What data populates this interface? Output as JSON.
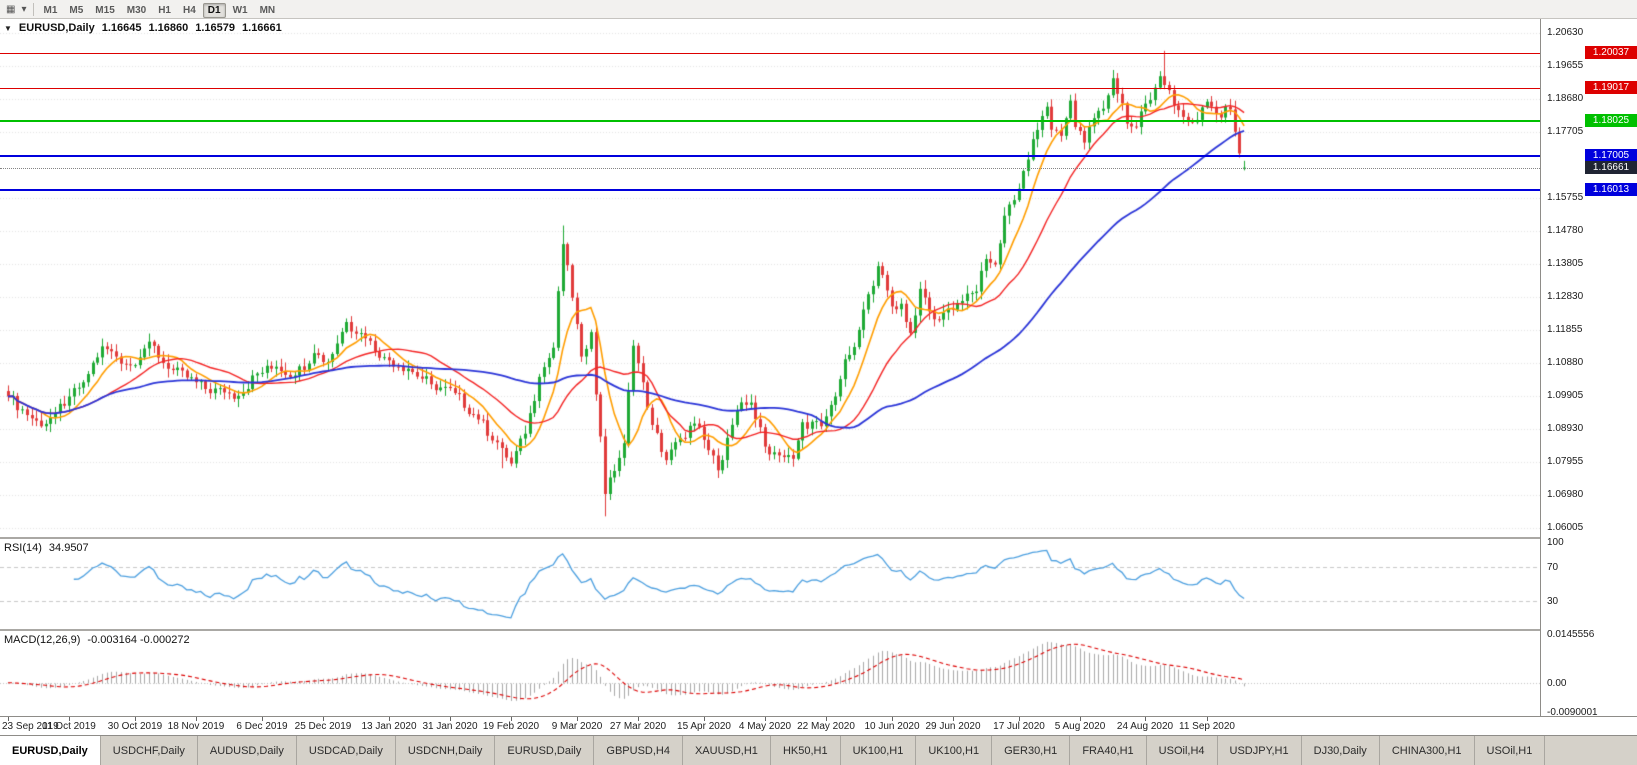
{
  "toolbar": {
    "icons": [
      {
        "name": "new-chart-icon",
        "glyph": "▦"
      },
      {
        "name": "chart-dropdown-icon",
        "glyph": "▾"
      }
    ],
    "timeframes": [
      "M1",
      "M5",
      "M15",
      "M30",
      "H1",
      "H4",
      "D1",
      "W1",
      "MN"
    ],
    "active_timeframe": "D1"
  },
  "header": {
    "caret": "▼",
    "symbol": "EURUSD,Daily",
    "open": "1.16645",
    "high": "1.16860",
    "low": "1.16579",
    "close": "1.16661"
  },
  "price_axis": {
    "ticks": [
      "1.20630",
      "1.19655",
      "1.18680",
      "1.17705",
      "1.15755",
      "1.14780",
      "1.13805",
      "1.12830",
      "1.11855",
      "1.10880",
      "1.09905",
      "1.08930",
      "1.07955",
      "1.06980",
      "1.06005"
    ]
  },
  "current_price": {
    "label": "1.16661",
    "value": 1.16661,
    "badge_color": "#1f2433",
    "line_color": "#848484"
  },
  "rsi_panel": {
    "name": "RSI(14)",
    "value": "34.9507",
    "axis": [
      "100",
      "70",
      "30"
    ]
  },
  "macd_panel": {
    "name": "MACD(12,26,9)",
    "values": "-0.003164 -0.000272",
    "axis_top": "0.0145556",
    "axis_zero": "0.00",
    "axis_bottom": "-0.0090001"
  },
  "time_axis": [
    "23 Sep 2019",
    "11 Oct 2019",
    "30 Oct 2019",
    "18 Nov 2019",
    "6 Dec 2019",
    "25 Dec 2019",
    "13 Jan 2020",
    "31 Jan 2020",
    "19 Feb 2020",
    "9 Mar 2020",
    "27 Mar 2020",
    "15 Apr 2020",
    "4 May 2020",
    "22 May 2020",
    "10 Jun 2020",
    "29 Jun 2020",
    "17 Jul 2020",
    "5 Aug 2020",
    "24 Aug 2020",
    "11 Sep 2020"
  ],
  "tabs": {
    "active_index": 0,
    "items": [
      "EURUSD,Daily",
      "USDCHF,Daily",
      "AUDUSD,Daily",
      "USDCAD,Daily",
      "USDCNH,Daily",
      "EURUSD,Daily",
      "GBPUSD,H4",
      "XAUUSD,H1",
      "HK50,H1",
      "UK100,H1",
      "UK100,H1",
      "GER30,H1",
      "FRA40,H1",
      "USOil,H4",
      "USDJPY,H1",
      "DJ30,Daily",
      "CHINA300,H1",
      "USOil,H1"
    ],
    "cut_off_last": true
  },
  "chart_data": {
    "type": "candlestick",
    "symbol": "EURUSD",
    "timeframe": "Daily",
    "count": 264,
    "price_range": {
      "top": 1.2105,
      "bottom": 1.0575
    },
    "levels": [
      {
        "label": "1.20037",
        "value": 1.20037,
        "color": "#dd0000",
        "width": 1
      },
      {
        "label": "1.19017",
        "value": 1.19017,
        "color": "#dd0000",
        "width": 1
      },
      {
        "label": "1.18025",
        "value": 1.18025,
        "color": "#00c000",
        "width": 2
      },
      {
        "label": "1.17005",
        "value": 1.17005,
        "color": "#0000dd",
        "width": 2
      },
      {
        "label": "1.16013",
        "value": 1.16013,
        "color": "#0000dd",
        "width": 2
      }
    ],
    "close_keypoints": [
      [
        0,
        1.099
      ],
      [
        3,
        1.0952
      ],
      [
        7,
        1.0902
      ],
      [
        10,
        1.0941
      ],
      [
        13,
        1.099
      ],
      [
        16,
        1.1032
      ],
      [
        20,
        1.1138
      ],
      [
        23,
        1.1108
      ],
      [
        26,
        1.1082
      ],
      [
        30,
        1.1152
      ],
      [
        34,
        1.1072
      ],
      [
        38,
        1.1046
      ],
      [
        42,
        1.1012
      ],
      [
        46,
        1.1002
      ],
      [
        49,
        1.0992
      ],
      [
        53,
        1.1058
      ],
      [
        57,
        1.1078
      ],
      [
        61,
        1.1052
      ],
      [
        65,
        1.1118
      ],
      [
        68,
        1.1092
      ],
      [
        72,
        1.121
      ],
      [
        76,
        1.1162
      ],
      [
        80,
        1.1106
      ],
      [
        85,
        1.1072
      ],
      [
        90,
        1.1026
      ],
      [
        95,
        1.1
      ],
      [
        100,
        1.0922
      ],
      [
        105,
        1.0838
      ],
      [
        107,
        1.0792
      ],
      [
        110,
        1.088
      ],
      [
        113,
        1.1048
      ],
      [
        116,
        1.1134
      ],
      [
        118,
        1.144
      ],
      [
        120,
        1.1282
      ],
      [
        122,
        1.1108
      ],
      [
        124,
        1.118
      ],
      [
        125,
        1.0996
      ],
      [
        126,
        1.0872
      ],
      [
        127,
        1.0702
      ],
      [
        129,
        1.077
      ],
      [
        131,
        1.0852
      ],
      [
        133,
        1.114
      ],
      [
        135,
        1.1032
      ],
      [
        137,
        1.0906
      ],
      [
        140,
        1.0802
      ],
      [
        143,
        1.0868
      ],
      [
        146,
        1.091
      ],
      [
        148,
        1.0862
      ],
      [
        151,
        1.0772
      ],
      [
        155,
        1.095
      ],
      [
        158,
        1.0972
      ],
      [
        161,
        1.0842
      ],
      [
        164,
        1.0816
      ],
      [
        167,
        1.0806
      ],
      [
        169,
        1.0914
      ],
      [
        173,
        1.0902
      ],
      [
        176,
        1.099
      ],
      [
        178,
        1.11
      ],
      [
        180,
        1.1136
      ],
      [
        183,
        1.1292
      ],
      [
        185,
        1.1375
      ],
      [
        188,
        1.1256
      ],
      [
        190,
        1.1264
      ],
      [
        192,
        1.1178
      ],
      [
        194,
        1.1308
      ],
      [
        197,
        1.1218
      ],
      [
        200,
        1.125
      ],
      [
        203,
        1.1272
      ],
      [
        206,
        1.13
      ],
      [
        208,
        1.1396
      ],
      [
        210,
        1.138
      ],
      [
        212,
        1.1524
      ],
      [
        214,
        1.157
      ],
      [
        216,
        1.1656
      ],
      [
        218,
        1.175
      ],
      [
        221,
        1.1846
      ],
      [
        222,
        1.1778
      ],
      [
        224,
        1.176
      ],
      [
        226,
        1.1864
      ],
      [
        227,
        1.1786
      ],
      [
        229,
        1.174
      ],
      [
        231,
        1.1812
      ],
      [
        233,
        1.184
      ],
      [
        235,
        1.193
      ],
      [
        237,
        1.1856
      ],
      [
        238,
        1.1796
      ],
      [
        240,
        1.1786
      ],
      [
        241,
        1.1832
      ],
      [
        244,
        1.1902
      ],
      [
        245,
        1.1936
      ],
      [
        246,
        1.191
      ],
      [
        248,
        1.185
      ],
      [
        250,
        1.1816
      ],
      [
        252,
        1.18
      ],
      [
        254,
        1.1844
      ],
      [
        256,
        1.1846
      ],
      [
        258,
        1.1814
      ],
      [
        259,
        1.1846
      ],
      [
        260,
        1.1838
      ],
      [
        261,
        1.1772
      ],
      [
        262,
        1.1708
      ],
      [
        263,
        1.16661
      ]
    ],
    "spikes": [
      {
        "i": 105,
        "l": 1.0778
      },
      {
        "i": 118,
        "h": 1.1495
      },
      {
        "i": 127,
        "l": 1.0636
      },
      {
        "i": 246,
        "h": 1.2011
      },
      {
        "i": 263,
        "o": 1.16645,
        "h": 1.1686,
        "l": 1.16579,
        "c": 1.16661
      }
    ],
    "moving_averages": [
      {
        "period": 8,
        "color": "#ff9e00",
        "width": 1.6
      },
      {
        "period": 20,
        "color": "#f42525",
        "width": 1.4
      },
      {
        "period": 55,
        "color": "#2b35d8",
        "width": 1.8
      }
    ],
    "macd_range": {
      "max": 0.0145556,
      "min": -0.0090001
    },
    "colors": {
      "up": "#1faa35",
      "down": "#e13b3b",
      "grid": "#e3e3e3",
      "rsi_line": "#4da0e0",
      "rsi_levels": "#c8c8c8",
      "macd_hist": "#a9a9a9",
      "macd_signal": "#dd0000"
    }
  }
}
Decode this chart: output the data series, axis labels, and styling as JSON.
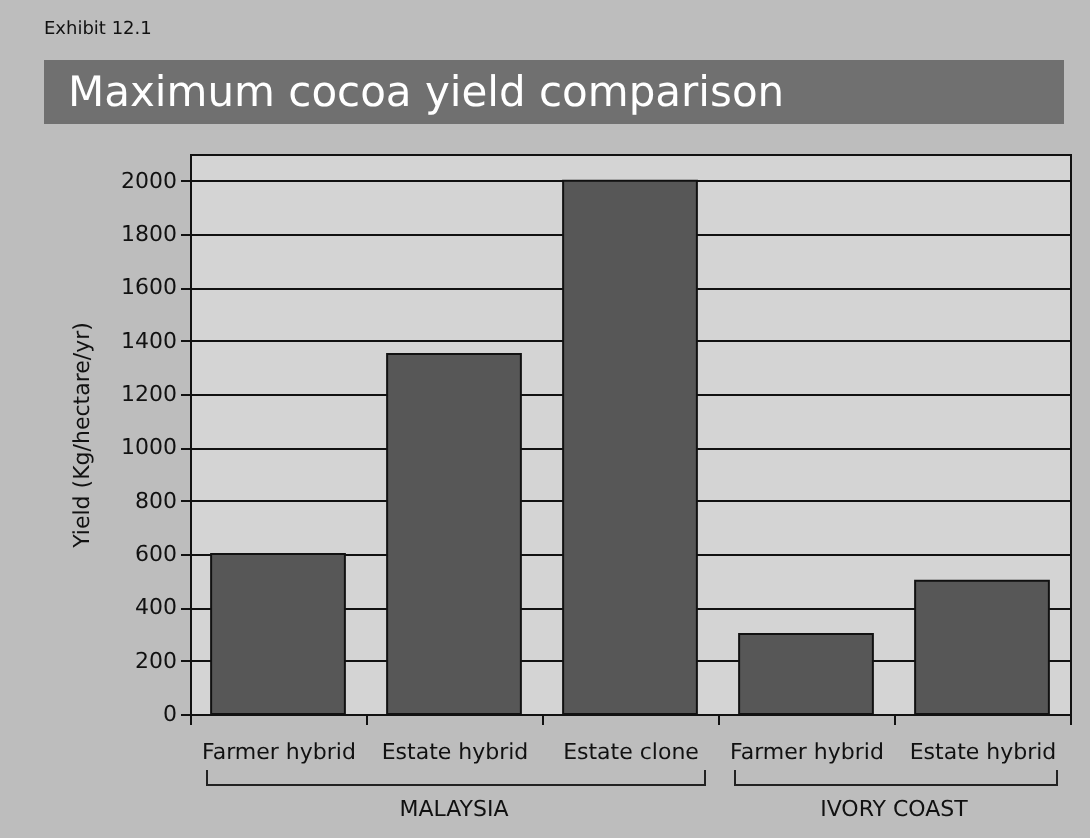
{
  "chart_data": {
    "type": "bar",
    "title": "Maximum cocoa yield comparison",
    "categories": [
      "Farmer hybrid",
      "Estate hybrid",
      "Estate clone",
      "Farmer hybrid",
      "Estate hybrid"
    ],
    "values": [
      600,
      1350,
      2000,
      300,
      500
    ],
    "color": "#575757",
    "ylabel": "Yield (Kg/hectare/yr)",
    "ylim": [
      0,
      2100
    ],
    "yticks": [
      0,
      200,
      400,
      600,
      800,
      1000,
      1200,
      1400,
      1600,
      1800,
      2000
    ],
    "grid": "y",
    "annotations": [
      "Exhibit 12.1",
      "MALAYSIA",
      "IVORY COAST"
    ]
  }
}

= = = = = = =

What needs to be done: From the data, collect all lines where the string "EURUSD" appears.

Answer to this task:
    "symbol": "EURUSD,Daily",
      "EURUSD,Daily",
      "EURUSD,Daily",
    "symbol": "EURUSD",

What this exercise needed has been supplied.